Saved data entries
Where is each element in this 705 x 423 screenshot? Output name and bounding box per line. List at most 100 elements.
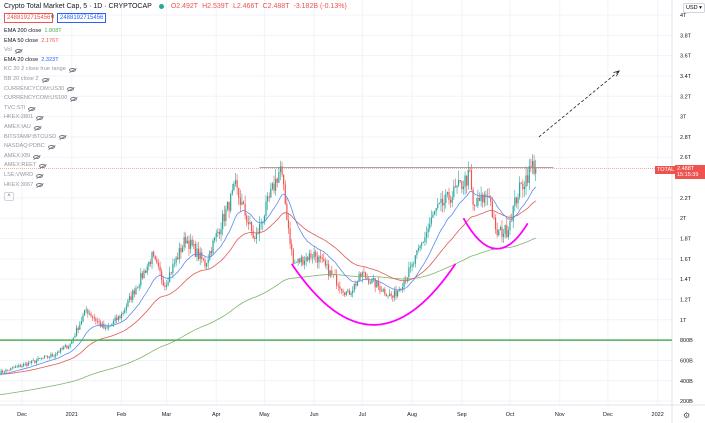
legend-item[interactable]: EMA 20 close 2.323T (4, 56, 77, 66)
hidden-eye-icon[interactable] (39, 164, 47, 169)
hidden-eye-icon[interactable] (33, 154, 41, 159)
legend-item[interactable]: AMEX:REET (4, 161, 77, 171)
candle-body (194, 244, 196, 257)
legend-item[interactable]: CURRENCYCOM:US30 (4, 85, 77, 95)
y-tick-label: 2.8T (680, 135, 692, 141)
hidden-eye-icon[interactable] (36, 116, 44, 121)
candle-body (302, 257, 304, 265)
candle-body (61, 348, 63, 349)
candle-body (372, 278, 375, 279)
candle-body (19, 365, 21, 368)
legend-item[interactable]: TVC:STI (4, 104, 77, 114)
bid-value-field[interactable]: 2488192715456 (4, 13, 54, 23)
candle-body (462, 186, 465, 189)
legend-item[interactable]: BITSTAMP:BTCUSD (4, 133, 77, 143)
candle-body (236, 180, 238, 188)
legend-item[interactable]: NASDAQ:PDBC (4, 142, 77, 152)
x-tick-label: Feb (117, 412, 126, 418)
rounding-bottom-arc[interactable] (290, 263, 457, 326)
candle-body (16, 366, 18, 368)
candles (0, 154, 537, 376)
candle-body (260, 223, 262, 224)
legend-value: 2.176T (41, 37, 59, 44)
candle-body (59, 348, 62, 353)
candle-body (390, 293, 392, 296)
candle-body (82, 315, 84, 322)
hidden-eye-icon[interactable] (68, 68, 76, 73)
candle-body (74, 335, 76, 338)
hidden-eye-icon[interactable] (28, 106, 36, 111)
candle-body (13, 367, 15, 369)
projection-arrow[interactable] (538, 70, 620, 138)
hidden-eye-icon[interactable] (14, 48, 22, 53)
candle-body (130, 296, 132, 300)
candle-body (502, 233, 505, 237)
hidden-eye-icon[interactable] (36, 183, 44, 188)
legend-item[interactable]: EMA 50 close 2.176T (4, 37, 77, 47)
candle-body (366, 277, 368, 279)
candle-body (292, 249, 294, 264)
legend-label: EMA 50 close (4, 37, 39, 44)
legend-item[interactable]: BB 20 close 2 (4, 75, 77, 85)
legend-label: AMEX:IAU (4, 123, 31, 130)
candle-body (488, 195, 490, 198)
legend-item[interactable]: AMEX:IAU (4, 123, 77, 133)
candle-body (525, 175, 527, 188)
legend-item[interactable]: EMA 200 close 1.808T (4, 27, 77, 37)
candle-body (43, 356, 46, 359)
candle-body (527, 175, 529, 183)
candle-body (467, 170, 469, 186)
collapse-legend-button[interactable]: ^ (4, 192, 14, 201)
candle-body (511, 221, 513, 222)
candle-body (331, 270, 333, 275)
candle-body (295, 262, 298, 263)
legend-item[interactable]: LSE:VWRD (4, 171, 77, 181)
legend-label: AMEX:REET (4, 162, 37, 169)
candle-body (225, 209, 227, 222)
candle-body (323, 258, 325, 261)
candle-body (400, 289, 402, 290)
legend-item[interactable]: CURRENCYCOM:US100 (4, 94, 78, 104)
hidden-eye-icon[interactable] (47, 144, 55, 149)
candle-body (120, 314, 123, 319)
currency-selector[interactable]: USD ▾ (683, 3, 705, 13)
candle-body (326, 264, 328, 266)
ema200-line[interactable] (0, 237, 536, 396)
candle-body (111, 323, 113, 326)
hidden-eye-icon[interactable] (59, 135, 67, 140)
candle-body (53, 355, 55, 357)
gear-icon[interactable]: ⚙ (683, 411, 691, 420)
hidden-eye-icon[interactable] (67, 87, 75, 92)
legend-item[interactable]: HKEX:3067 (4, 181, 77, 191)
hidden-eye-icon[interactable] (70, 96, 78, 101)
hidden-eye-icon[interactable] (41, 77, 49, 82)
hidden-eye-icon[interactable] (33, 125, 41, 130)
ask-value-field[interactable]: 2488192715456 (57, 13, 107, 23)
candle-body (84, 309, 86, 316)
hidden-eye-icon[interactable] (36, 173, 44, 178)
symbol-title[interactable]: Crypto Total Market Cap, 5 · 1D · CRYPTO… (4, 3, 152, 10)
candle-body (75, 327, 78, 336)
candle-body (316, 256, 318, 263)
x-tick-label: Mar (162, 412, 172, 418)
candle-body (490, 197, 492, 202)
candle-body (474, 204, 476, 206)
candle-body (520, 182, 522, 184)
candle-body (278, 172, 280, 183)
candle-body (252, 230, 254, 239)
ema20-line[interactable] (0, 186, 536, 375)
candle-body (50, 354, 52, 358)
candle-body (369, 282, 371, 284)
legend-item[interactable]: HKEX:2801 (4, 113, 77, 123)
candle-body (478, 197, 481, 201)
legend-item[interactable]: AMEX:XBI (4, 152, 77, 162)
legend-label: BITSTAMP:BTCUSD (4, 133, 57, 140)
candle-body (5, 369, 7, 373)
legend-item[interactable]: Vol (4, 46, 77, 56)
candle-body (55, 354, 57, 356)
legend-item[interactable]: KC 20 2 close true range (4, 65, 77, 75)
candle-body (67, 346, 70, 349)
ema50-line[interactable] (0, 200, 536, 375)
cup-arc[interactable] (462, 217, 529, 250)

▶ **Challenge**
Rename "hidden-eye-icon" to "eye-off-icon" in the entries from the line with "legend-item[interactable]: EMA 20 close" up to and including the line with "candle-body (194, 244, 196, 257)". Write out only those lines and leave everything else in them unchanged.

▶ **Answer to the exercise**
legend-item[interactable]: EMA 20 close 2.323T (4, 56, 77, 66)
eye-off-icon[interactable] (39, 164, 47, 169)
eye-off-icon[interactable] (33, 154, 41, 159)
legend-item[interactable]: AMEX:REET (4, 161, 77, 171)
candle-body (194, 244, 196, 257)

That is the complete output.